### Excerpted data ###
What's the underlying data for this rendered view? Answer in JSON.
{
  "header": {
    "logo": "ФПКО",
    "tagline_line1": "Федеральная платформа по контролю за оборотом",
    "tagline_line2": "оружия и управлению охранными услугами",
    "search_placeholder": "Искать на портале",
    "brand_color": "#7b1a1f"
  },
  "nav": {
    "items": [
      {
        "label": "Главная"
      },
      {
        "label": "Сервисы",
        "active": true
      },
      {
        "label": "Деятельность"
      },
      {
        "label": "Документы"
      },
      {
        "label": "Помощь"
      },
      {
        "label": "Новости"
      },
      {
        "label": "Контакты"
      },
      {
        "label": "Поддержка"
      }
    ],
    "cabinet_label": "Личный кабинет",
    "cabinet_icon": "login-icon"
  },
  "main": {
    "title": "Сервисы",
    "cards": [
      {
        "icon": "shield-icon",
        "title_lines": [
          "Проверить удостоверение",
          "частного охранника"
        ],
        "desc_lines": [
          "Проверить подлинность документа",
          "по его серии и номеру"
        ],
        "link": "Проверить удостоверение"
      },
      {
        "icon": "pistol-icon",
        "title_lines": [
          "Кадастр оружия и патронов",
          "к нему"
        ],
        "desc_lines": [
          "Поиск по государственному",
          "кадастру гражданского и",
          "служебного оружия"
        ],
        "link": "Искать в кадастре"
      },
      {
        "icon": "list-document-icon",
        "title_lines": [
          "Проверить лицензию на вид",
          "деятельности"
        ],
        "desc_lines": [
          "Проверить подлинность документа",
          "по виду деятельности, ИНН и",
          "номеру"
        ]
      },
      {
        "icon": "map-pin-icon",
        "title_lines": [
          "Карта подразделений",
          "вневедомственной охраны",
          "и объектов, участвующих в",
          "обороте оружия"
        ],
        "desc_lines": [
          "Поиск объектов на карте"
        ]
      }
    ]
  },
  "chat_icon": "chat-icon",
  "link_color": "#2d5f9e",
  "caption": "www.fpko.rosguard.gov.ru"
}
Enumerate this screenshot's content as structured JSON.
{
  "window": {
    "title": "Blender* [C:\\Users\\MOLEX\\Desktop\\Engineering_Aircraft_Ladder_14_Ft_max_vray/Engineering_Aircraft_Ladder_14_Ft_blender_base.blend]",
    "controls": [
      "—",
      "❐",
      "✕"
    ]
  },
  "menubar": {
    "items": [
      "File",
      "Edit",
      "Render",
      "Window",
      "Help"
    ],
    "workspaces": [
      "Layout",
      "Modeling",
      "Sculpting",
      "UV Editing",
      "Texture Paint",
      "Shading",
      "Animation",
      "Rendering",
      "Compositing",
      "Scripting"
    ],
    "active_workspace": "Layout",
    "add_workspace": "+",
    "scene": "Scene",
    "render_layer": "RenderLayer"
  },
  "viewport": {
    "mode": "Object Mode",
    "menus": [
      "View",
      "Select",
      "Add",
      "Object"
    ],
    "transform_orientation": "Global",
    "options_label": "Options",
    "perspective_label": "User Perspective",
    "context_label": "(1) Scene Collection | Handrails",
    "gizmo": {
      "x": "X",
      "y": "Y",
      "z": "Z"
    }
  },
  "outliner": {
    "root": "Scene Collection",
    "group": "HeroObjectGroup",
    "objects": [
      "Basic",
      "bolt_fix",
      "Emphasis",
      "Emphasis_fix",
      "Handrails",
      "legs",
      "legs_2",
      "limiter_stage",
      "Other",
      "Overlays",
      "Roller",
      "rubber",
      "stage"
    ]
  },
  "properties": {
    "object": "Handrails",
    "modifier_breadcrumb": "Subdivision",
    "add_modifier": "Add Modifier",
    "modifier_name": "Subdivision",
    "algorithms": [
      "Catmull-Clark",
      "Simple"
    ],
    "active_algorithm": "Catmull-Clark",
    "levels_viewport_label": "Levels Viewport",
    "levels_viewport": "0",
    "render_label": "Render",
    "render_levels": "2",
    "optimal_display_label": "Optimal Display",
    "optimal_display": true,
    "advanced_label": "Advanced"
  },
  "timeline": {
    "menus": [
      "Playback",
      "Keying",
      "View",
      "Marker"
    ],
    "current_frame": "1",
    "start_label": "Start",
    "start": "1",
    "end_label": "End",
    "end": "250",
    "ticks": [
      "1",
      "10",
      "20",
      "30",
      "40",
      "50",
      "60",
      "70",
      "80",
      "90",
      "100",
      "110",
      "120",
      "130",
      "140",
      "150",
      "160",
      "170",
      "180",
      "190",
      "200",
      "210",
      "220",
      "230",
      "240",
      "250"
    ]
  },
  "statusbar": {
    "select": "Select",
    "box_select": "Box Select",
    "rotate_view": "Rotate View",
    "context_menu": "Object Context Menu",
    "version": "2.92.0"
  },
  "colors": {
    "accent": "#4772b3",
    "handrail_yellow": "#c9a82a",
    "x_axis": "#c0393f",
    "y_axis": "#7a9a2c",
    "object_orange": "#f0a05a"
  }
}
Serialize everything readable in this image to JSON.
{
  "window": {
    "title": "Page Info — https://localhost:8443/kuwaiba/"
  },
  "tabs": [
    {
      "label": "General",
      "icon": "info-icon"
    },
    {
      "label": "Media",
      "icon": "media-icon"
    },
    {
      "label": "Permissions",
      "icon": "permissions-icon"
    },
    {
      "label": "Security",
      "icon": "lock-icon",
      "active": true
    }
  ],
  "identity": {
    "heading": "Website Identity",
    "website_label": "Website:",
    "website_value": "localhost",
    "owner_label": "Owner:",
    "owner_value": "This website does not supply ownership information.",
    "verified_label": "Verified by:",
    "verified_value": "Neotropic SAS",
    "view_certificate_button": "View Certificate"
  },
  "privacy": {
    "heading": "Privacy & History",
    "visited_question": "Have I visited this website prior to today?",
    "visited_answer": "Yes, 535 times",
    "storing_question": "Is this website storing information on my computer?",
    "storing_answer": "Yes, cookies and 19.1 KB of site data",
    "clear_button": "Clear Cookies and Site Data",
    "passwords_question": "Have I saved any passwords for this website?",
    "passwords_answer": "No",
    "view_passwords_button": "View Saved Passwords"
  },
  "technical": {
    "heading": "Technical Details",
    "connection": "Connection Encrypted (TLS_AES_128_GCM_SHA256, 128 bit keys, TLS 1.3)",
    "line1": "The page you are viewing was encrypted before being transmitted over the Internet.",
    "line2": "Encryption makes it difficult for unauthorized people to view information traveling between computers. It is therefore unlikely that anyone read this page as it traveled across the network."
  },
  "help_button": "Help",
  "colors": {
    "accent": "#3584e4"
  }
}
###
— Given instruction —
Repeat every line of the records above exactly.

— Finished task —
What's the underlying data for this rendered view? Answer in JSON.
{
  "header": {
    "logo": "ФПКО",
    "tagline_line1": "Федеральная платформа по контролю за оборотом",
    "tagline_line2": "оружия и управлению охранными услугами",
    "search_placeholder": "Искать на портале",
    "brand_color": "#7b1a1f"
  },
  "nav": {
    "items": [
      {
        "label": "Главная"
      },
      {
        "label": "Сервисы",
        "active": true
      },
      {
        "label": "Деятельность"
      },
      {
        "label": "Документы"
      },
      {
        "label": "Помощь"
      },
      {
        "label": "Новости"
      },
      {
        "label": "Контакты"
      },
      {
        "label": "Поддержка"
      }
    ],
    "cabinet_label": "Личный кабинет",
    "cabinet_icon": "login-icon"
  },
  "main": {
    "title": "Сервисы",
    "cards": [
      {
        "icon": "shield-icon",
        "title_lines": [
          "Проверить удостоверение",
          "частного охранника"
        ],
        "desc_lines": [
          "Проверить подлинность документа",
          "по его серии и номеру"
        ],
        "link": "Проверить удостоверение"
      },
      {
        "icon": "pistol-icon",
        "title_lines": [
          "Кадастр оружия и патронов",
          "к нему"
        ],
        "desc_lines": [
          "Поиск по государственному",
          "кадастру гражданского и",
          "служебного оружия"
        ],
        "link": "Искать в кадастре"
      },
      {
        "icon": "list-document-icon",
        "title_lines": [
          "Проверить лицензию на вид",
          "деятельности"
        ],
        "desc_lines": [
          "Проверить подлинность документа",
          "по виду деятельности, ИНН и",
          "номеру"
        ]
      },
      {
        "icon": "map-pin-icon",
        "title_lines": [
          "Карта подразделений",
          "вневедомственной охраны",
          "и объектов, участвующих в",
          "обороте оружия"
        ],
        "desc_lines": [
          "Поиск объектов на карте"
        ]
      }
    ]
  },
  "chat_icon": "chat-icon",
  "link_color": "#2d5f9e",
  "caption": "www.fpko.rosguard.gov.ru"
}
Enumerate this screenshot's content as structured JSON.
{
  "window": {
    "title": "Blender* [C:\\Users\\MOLEX\\Desktop\\Engineering_Aircraft_Ladder_14_Ft_max_vray/Engineering_Aircraft_Ladder_14_Ft_blender_base.blend]",
    "controls": [
      "—",
      "❐",
      "✕"
    ]
  },
  "menubar": {
    "items": [
      "File",
      "Edit",
      "Render",
      "Window",
      "Help"
    ],
    "workspaces": [
      "Layout",
      "Modeling",
      "Sculpting",
      "UV Editing",
      "Texture Paint",
      "Shading",
      "Animation",
      "Rendering",
      "Compositing",
      "Scripting"
    ],
    "active_workspace": "Layout",
    "add_workspace": "+",
    "scene": "Scene",
    "render_layer": "RenderLayer"
  },
  "viewport": {
    "mode": "Object Mode",
    "menus": [
      "View",
      "Select",
      "Add",
      "Object"
    ],
    "transform_orientation": "Global",
    "options_label": "Options",
    "perspective_label": "User Perspective",
    "context_label": "(1) Scene Collection | Handrails",
    "gizmo": {
      "x": "X",
      "y": "Y",
      "z": "Z"
    }
  },
  "outliner": {
    "root": "Scene Collection",
    "group": "HeroObjectGroup",
    "objects": [
      "Basic",
      "bolt_fix",
      "Emphasis",
      "Emphasis_fix",
      "Handrails",
      "legs",
      "legs_2",
      "limiter_stage",
      "Other",
      "Overlays",
      "Roller",
      "rubber",
      "stage"
    ]
  },
  "properties": {
    "object": "Handrails",
    "modifier_breadcrumb": "Subdivision",
    "add_modifier": "Add Modifier",
    "modifier_name": "Subdivision",
    "algorithms": [
      "Catmull-Clark",
      "Simple"
    ],
    "active_algorithm": "Catmull-Clark",
    "levels_viewport_label": "Levels Viewport",
    "levels_viewport": "0",
    "render_label": "Render",
    "render_levels": "2",
    "optimal_display_label": "Optimal Display",
    "optimal_display": true,
    "advanced_label": "Advanced"
  },
  "timeline": {
    "menus": [
      "Playback",
      "Keying",
      "View",
      "Marker"
    ],
    "current_frame": "1",
    "start_label": "Start",
    "start": "1",
    "end_label": "End",
    "end": "250",
    "ticks": [
      "1",
      "10",
      "20",
      "30",
      "40",
      "50",
      "60",
      "70",
      "80",
      "90",
      "100",
      "110",
      "120",
      "130",
      "140",
      "150",
      "160",
      "170",
      "180",
      "190",
      "200",
      "210",
      "220",
      "230",
      "240",
      "250"
    ]
  },
  "statusbar": {
    "select": "Select",
    "box_select": "Box Select",
    "rotate_view": "Rotate View",
    "context_menu": "Object Context Menu",
    "version": "2.92.0"
  },
  "colors": {
    "accent": "#4772b3",
    "handrail_yellow": "#c9a82a",
    "x_axis": "#c0393f",
    "y_axis": "#7a9a2c",
    "object_orange": "#f0a05a"
  }
}
Serialize everything readable in this image to JSON.
{
  "window": {
    "title": "Page Info — https://localhost:8443/kuwaiba/"
  },
  "tabs": [
    {
      "label": "General",
      "icon": "info-icon"
    },
    {
      "label": "Media",
      "icon": "media-icon"
    },
    {
      "label": "Permissions",
      "icon": "permissions-icon"
    },
    {
      "label": "Security",
      "icon": "lock-icon",
      "active": true
    }
  ],
  "identity": {
    "heading": "Website Identity",
    "website_label": "Website:",
    "website_value": "localhost",
    "owner_label": "Owner:",
    "owner_value": "This website does not supply ownership information.",
    "verified_label": "Verified by:",
    "verified_value": "Neotropic SAS",
    "view_certificate_button": "View Certificate"
  },
  "privacy": {
    "heading": "Privacy & History",
    "visited_question": "Have I visited this website prior to today?",
    "visited_answer": "Yes, 535 times",
    "storing_question": "Is this website storing information on my computer?",
    "storing_answer": "Yes, cookies and 19.1 KB of site data",
    "clear_button": "Clear Cookies and Site Data",
    "passwords_question": "Have I saved any passwords for this website?",
    "passwords_answer": "No",
    "view_passwords_button": "View Saved Passwords"
  },
  "technical": {
    "heading": "Technical Details",
    "connection": "Connection Encrypted (TLS_AES_128_GCM_SHA256, 128 bit keys, TLS 1.3)",
    "line1": "The page you are viewing was encrypted before being transmitted over the Internet.",
    "line2": "Encryption makes it difficult for unauthorized people to view information traveling between computers. It is therefore unlikely that anyone read this page as it traveled across the network."
  },
  "help_button": "Help",
  "colors": {
    "accent": "#3584e4"
  }
}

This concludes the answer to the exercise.